(AIM)
Copy every line from the data below in which the string "with" can be found.

(INPUT ROWS)

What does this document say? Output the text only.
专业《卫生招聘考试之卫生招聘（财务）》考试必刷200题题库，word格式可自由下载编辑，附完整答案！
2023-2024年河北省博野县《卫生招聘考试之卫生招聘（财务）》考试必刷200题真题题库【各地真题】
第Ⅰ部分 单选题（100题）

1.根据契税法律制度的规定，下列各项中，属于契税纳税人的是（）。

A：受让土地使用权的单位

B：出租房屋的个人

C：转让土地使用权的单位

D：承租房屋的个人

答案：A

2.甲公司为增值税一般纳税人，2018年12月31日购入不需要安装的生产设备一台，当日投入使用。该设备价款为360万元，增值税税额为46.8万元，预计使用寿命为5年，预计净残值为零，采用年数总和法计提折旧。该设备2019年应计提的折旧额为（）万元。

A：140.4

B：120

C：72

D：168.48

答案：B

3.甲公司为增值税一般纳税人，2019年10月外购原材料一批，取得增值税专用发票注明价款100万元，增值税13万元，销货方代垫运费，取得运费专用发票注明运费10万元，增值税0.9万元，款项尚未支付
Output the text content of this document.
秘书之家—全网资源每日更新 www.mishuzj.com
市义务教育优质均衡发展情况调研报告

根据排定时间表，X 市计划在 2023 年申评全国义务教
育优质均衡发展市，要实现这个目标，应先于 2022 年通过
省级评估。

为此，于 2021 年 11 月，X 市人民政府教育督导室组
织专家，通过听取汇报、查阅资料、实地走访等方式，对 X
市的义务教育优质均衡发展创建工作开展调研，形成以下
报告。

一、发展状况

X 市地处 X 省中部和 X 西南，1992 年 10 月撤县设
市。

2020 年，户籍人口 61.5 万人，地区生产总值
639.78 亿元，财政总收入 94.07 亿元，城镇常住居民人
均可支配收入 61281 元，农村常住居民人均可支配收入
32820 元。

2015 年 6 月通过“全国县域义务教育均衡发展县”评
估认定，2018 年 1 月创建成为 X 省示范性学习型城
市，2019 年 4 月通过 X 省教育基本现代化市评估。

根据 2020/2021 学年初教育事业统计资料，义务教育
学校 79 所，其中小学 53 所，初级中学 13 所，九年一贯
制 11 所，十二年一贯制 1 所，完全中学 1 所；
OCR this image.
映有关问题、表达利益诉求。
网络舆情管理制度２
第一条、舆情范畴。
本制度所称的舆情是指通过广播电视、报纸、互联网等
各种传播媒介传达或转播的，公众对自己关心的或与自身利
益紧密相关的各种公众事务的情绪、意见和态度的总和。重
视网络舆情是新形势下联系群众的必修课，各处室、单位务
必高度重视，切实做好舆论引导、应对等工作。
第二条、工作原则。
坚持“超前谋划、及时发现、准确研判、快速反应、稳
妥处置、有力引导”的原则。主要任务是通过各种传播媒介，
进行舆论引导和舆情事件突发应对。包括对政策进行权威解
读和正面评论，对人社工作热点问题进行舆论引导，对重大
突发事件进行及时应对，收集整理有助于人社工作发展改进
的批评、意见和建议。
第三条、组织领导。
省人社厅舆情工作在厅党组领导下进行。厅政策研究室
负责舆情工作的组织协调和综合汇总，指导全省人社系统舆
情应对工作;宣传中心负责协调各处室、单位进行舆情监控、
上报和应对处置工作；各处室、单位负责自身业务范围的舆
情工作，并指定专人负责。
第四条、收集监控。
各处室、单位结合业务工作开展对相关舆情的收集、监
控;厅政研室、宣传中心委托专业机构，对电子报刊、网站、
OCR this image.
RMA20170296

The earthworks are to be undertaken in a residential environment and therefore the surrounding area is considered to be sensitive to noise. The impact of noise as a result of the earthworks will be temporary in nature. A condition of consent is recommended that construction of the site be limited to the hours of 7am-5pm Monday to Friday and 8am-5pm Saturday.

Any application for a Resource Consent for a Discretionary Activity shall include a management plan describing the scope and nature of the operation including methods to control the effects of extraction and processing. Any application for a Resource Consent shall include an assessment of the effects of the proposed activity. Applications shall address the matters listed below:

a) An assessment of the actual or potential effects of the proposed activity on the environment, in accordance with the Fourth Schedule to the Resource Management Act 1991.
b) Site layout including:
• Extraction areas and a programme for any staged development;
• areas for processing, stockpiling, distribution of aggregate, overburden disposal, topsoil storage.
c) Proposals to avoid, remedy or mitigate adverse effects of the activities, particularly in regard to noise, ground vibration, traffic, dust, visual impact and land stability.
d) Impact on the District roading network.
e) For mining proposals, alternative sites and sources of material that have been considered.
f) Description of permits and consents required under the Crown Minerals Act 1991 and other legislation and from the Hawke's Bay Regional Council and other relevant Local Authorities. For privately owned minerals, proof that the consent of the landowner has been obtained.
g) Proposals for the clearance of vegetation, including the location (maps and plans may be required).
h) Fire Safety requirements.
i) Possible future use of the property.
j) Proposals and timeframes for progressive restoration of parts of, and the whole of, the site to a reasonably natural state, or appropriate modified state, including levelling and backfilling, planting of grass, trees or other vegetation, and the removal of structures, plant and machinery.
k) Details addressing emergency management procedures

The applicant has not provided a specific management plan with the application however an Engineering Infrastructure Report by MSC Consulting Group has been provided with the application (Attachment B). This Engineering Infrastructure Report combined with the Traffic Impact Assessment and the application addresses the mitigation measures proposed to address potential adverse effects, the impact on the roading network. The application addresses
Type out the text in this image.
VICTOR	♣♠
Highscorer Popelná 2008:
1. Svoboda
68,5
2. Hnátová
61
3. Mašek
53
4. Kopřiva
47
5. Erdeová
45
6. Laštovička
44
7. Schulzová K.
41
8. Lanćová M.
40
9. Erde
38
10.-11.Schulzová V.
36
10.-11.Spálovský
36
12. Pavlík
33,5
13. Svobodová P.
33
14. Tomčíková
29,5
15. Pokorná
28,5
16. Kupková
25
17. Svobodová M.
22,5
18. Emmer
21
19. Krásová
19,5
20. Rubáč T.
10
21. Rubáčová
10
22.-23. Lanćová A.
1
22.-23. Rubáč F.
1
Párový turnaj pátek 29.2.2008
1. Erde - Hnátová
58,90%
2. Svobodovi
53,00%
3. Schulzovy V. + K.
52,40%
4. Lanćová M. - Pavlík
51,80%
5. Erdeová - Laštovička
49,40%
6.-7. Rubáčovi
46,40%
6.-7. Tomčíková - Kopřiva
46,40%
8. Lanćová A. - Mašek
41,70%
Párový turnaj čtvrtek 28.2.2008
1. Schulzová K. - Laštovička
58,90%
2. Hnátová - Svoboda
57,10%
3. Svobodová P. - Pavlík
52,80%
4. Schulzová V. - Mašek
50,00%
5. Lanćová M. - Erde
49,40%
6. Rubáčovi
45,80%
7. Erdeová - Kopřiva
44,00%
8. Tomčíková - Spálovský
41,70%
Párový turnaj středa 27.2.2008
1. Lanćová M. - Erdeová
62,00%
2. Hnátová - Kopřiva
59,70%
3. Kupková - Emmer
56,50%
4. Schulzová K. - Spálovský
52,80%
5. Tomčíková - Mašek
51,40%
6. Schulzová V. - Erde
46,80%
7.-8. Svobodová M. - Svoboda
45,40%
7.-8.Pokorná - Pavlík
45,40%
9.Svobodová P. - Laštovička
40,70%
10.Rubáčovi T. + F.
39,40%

(WORKED SOLUTION)
a) An assessment of the actual or potential effects of the proposed activity on the environment, in accordance with the Fourth Schedule to the Resource Management Act 1991.
The applicant has not provided a specific management plan with the application however an Engineering Infrastructure Report by MSC Consulting Group has been provided with the application (Attachment B). This Engineering Infrastructure Report combined with the Traffic Impact Assessment and the application addresses the mitigation measures proposed to address potential adverse effects, the impact on the roading network. The application addresses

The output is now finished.